### AIM OF THE EXERCISE:
Rewrite the records below with every "x-tick-label" changed to "x-axis-label" and everything else unchanged.

### RECORDS TO PROCESS:
--- START ---

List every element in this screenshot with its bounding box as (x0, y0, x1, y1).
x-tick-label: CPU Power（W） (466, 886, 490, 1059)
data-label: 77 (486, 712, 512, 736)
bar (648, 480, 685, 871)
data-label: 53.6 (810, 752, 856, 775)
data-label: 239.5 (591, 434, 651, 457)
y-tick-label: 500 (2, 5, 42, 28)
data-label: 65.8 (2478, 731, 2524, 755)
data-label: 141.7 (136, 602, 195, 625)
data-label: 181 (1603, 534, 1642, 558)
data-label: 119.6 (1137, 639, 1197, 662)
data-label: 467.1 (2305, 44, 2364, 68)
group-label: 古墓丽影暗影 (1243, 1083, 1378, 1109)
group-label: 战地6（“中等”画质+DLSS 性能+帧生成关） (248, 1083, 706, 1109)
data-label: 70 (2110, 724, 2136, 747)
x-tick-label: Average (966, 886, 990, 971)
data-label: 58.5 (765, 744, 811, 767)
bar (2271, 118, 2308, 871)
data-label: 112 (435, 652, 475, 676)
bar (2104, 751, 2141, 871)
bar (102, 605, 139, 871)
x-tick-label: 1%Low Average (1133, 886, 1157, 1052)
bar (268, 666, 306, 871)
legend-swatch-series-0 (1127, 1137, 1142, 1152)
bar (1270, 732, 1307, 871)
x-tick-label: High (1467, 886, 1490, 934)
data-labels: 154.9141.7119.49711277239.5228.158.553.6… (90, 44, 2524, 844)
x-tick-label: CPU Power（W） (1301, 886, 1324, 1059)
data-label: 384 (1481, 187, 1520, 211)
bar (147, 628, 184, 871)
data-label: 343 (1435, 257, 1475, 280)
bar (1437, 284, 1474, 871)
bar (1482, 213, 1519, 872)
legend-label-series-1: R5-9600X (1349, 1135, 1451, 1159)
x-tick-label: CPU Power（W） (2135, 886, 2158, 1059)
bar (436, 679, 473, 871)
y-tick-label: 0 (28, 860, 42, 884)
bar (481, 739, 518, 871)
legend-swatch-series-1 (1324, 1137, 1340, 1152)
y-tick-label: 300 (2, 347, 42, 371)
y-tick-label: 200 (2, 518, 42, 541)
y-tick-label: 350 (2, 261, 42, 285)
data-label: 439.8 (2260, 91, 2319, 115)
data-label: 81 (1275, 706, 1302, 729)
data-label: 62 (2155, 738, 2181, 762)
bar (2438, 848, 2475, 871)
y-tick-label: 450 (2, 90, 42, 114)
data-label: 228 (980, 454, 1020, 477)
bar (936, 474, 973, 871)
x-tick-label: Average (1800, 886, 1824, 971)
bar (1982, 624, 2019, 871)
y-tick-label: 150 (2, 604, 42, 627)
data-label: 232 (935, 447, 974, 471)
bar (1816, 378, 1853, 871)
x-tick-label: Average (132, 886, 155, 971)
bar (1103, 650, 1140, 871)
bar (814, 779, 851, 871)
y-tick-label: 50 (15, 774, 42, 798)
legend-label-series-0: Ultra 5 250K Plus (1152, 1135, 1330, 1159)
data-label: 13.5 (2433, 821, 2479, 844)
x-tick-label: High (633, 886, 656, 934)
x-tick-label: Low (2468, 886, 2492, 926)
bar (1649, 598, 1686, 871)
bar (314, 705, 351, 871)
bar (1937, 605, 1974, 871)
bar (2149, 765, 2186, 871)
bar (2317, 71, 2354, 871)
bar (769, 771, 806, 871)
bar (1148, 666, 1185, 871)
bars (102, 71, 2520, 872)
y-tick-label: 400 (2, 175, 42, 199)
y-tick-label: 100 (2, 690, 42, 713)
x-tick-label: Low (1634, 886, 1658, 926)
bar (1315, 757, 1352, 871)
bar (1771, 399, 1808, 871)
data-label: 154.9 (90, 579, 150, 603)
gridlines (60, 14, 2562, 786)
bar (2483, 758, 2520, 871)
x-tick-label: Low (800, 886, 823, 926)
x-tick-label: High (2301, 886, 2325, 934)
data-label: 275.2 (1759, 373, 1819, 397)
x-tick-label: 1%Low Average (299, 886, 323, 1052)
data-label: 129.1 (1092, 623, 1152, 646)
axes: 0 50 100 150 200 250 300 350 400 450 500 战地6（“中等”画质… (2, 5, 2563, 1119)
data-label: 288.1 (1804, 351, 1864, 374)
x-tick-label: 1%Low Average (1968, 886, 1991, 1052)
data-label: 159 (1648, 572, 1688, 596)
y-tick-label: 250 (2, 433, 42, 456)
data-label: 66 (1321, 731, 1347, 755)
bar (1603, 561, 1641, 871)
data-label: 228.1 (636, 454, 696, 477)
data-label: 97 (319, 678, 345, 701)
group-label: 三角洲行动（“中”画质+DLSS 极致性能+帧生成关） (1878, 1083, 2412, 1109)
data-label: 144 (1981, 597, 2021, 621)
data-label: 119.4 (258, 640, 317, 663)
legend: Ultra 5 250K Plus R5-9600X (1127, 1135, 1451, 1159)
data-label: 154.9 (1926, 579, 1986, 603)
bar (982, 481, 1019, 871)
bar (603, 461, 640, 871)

--- END ---

### SOLUTION TO THIS TASK:
List every element in this screenshot with its bounding box as (x0, y0, x1, y1).
x-axis-label: CPU Power（W） (466, 886, 490, 1059)
data-label: 77 (486, 712, 512, 736)
bar (648, 480, 685, 871)
data-label: 53.6 (810, 752, 856, 775)
data-label: 239.5 (591, 434, 651, 457)
y-tick-label: 500 (2, 5, 42, 28)
data-label: 65.8 (2478, 731, 2524, 755)
data-label: 141.7 (136, 602, 195, 625)
data-label: 181 (1603, 534, 1642, 558)
data-label: 119.6 (1137, 639, 1197, 662)
data-label: 467.1 (2305, 44, 2364, 68)
group-label: 古墓丽影暗影 (1243, 1083, 1378, 1109)
group-label: 战地6（“中等”画质+DLSS 性能+帧生成关） (248, 1083, 706, 1109)
data-label: 70 (2110, 724, 2136, 747)
x-axis-label: Average (966, 886, 990, 971)
data-label: 58.5 (765, 744, 811, 767)
bar (2271, 118, 2308, 871)
data-label: 112 (435, 652, 475, 676)
bar (2104, 751, 2141, 871)
bar (102, 605, 139, 871)
x-axis-label: 1%Low Average (1133, 886, 1157, 1052)
bar (268, 666, 306, 871)
legend-swatch-series-0 (1127, 1137, 1142, 1152)
bar (1270, 732, 1307, 871)
x-axis-label: High (1467, 886, 1490, 934)
data-labels: 154.9141.7119.49711277239.5228.158.553.6… (90, 44, 2524, 844)
x-axis-label: CPU Power（W） (1301, 886, 1324, 1059)
data-label: 384 (1481, 187, 1520, 211)
bar (147, 628, 184, 871)
data-label: 343 (1435, 257, 1475, 280)
bar (1437, 284, 1474, 871)
bar (1482, 213, 1519, 872)
legend-label-series-1: R5-9600X (1349, 1135, 1451, 1159)
x-axis-label: CPU Power（W） (2135, 886, 2158, 1059)
bar (436, 679, 473, 871)
y-tick-label: 0 (28, 860, 42, 884)
bar (481, 739, 518, 871)
legend-swatch-series-1 (1324, 1137, 1340, 1152)
y-tick-label: 300 (2, 347, 42, 371)
y-tick-label: 200 (2, 518, 42, 541)
y-tick-label: 350 (2, 261, 42, 285)
data-label: 439.8 (2260, 91, 2319, 115)
data-label: 81 (1275, 706, 1302, 729)
data-label: 62 (2155, 738, 2181, 762)
bar (2438, 848, 2475, 871)
y-tick-label: 450 (2, 90, 42, 114)
data-label: 228 (980, 454, 1020, 477)
bar (936, 474, 973, 871)
x-axis-label: Average (1800, 886, 1824, 971)
bar (1982, 624, 2019, 871)
y-tick-label: 150 (2, 604, 42, 627)
data-label: 232 (935, 447, 974, 471)
bar (1816, 378, 1853, 871)
x-axis-label: Average (132, 886, 155, 971)
bar (1103, 650, 1140, 871)
bar (814, 779, 851, 871)
y-tick-label: 50 (15, 774, 42, 798)
legend-label-series-0: Ultra 5 250K Plus (1152, 1135, 1330, 1159)
data-label: 13.5 (2433, 821, 2479, 844)
x-axis-label: High (633, 886, 656, 934)
x-axis-label: Low (2468, 886, 2492, 926)
bar (1649, 598, 1686, 871)
bar (314, 705, 351, 871)
bar (1937, 605, 1974, 871)
bar (2149, 765, 2186, 871)
bar (2317, 71, 2354, 871)
bar (769, 771, 806, 871)
bar (1148, 666, 1185, 871)
bars (102, 71, 2520, 872)
y-tick-label: 400 (2, 175, 42, 199)
y-tick-label: 100 (2, 690, 42, 713)
x-axis-label: Low (1634, 886, 1658, 926)
bar (1315, 757, 1352, 871)
bar (1771, 399, 1808, 871)
data-label: 154.9 (90, 579, 150, 603)
gridlines (60, 14, 2562, 786)
bar (2483, 758, 2520, 871)
x-axis-label: Low (800, 886, 823, 926)
x-axis-label: High (2301, 886, 2325, 934)
data-label: 275.2 (1759, 373, 1819, 397)
x-axis-label: 1%Low Average (299, 886, 323, 1052)
data-label: 129.1 (1092, 623, 1152, 646)
axes: 0 50 100 150 200 250 300 350 400 450 500 战地6（“中等”画质… (2, 5, 2563, 1119)
data-label: 288.1 (1804, 351, 1864, 374)
x-axis-label: 1%Low Average (1968, 886, 1991, 1052)
data-label: 159 (1648, 572, 1688, 596)
y-tick-label: 250 (2, 433, 42, 456)
data-label: 66 (1321, 731, 1347, 755)
bar (1603, 561, 1641, 871)
data-label: 228.1 (636, 454, 696, 477)
data-label: 97 (319, 678, 345, 701)
group-label: 三角洲行动（“中”画质+DLSS 极致性能+帧生成关） (1878, 1083, 2412, 1109)
data-label: 144 (1981, 597, 2021, 621)
data-label: 119.4 (258, 640, 317, 663)
legend: Ultra 5 250K Plus R5-9600X (1127, 1135, 1451, 1159)
data-label: 154.9 (1926, 579, 1986, 603)
bar (982, 481, 1019, 871)
bar (603, 461, 640, 871)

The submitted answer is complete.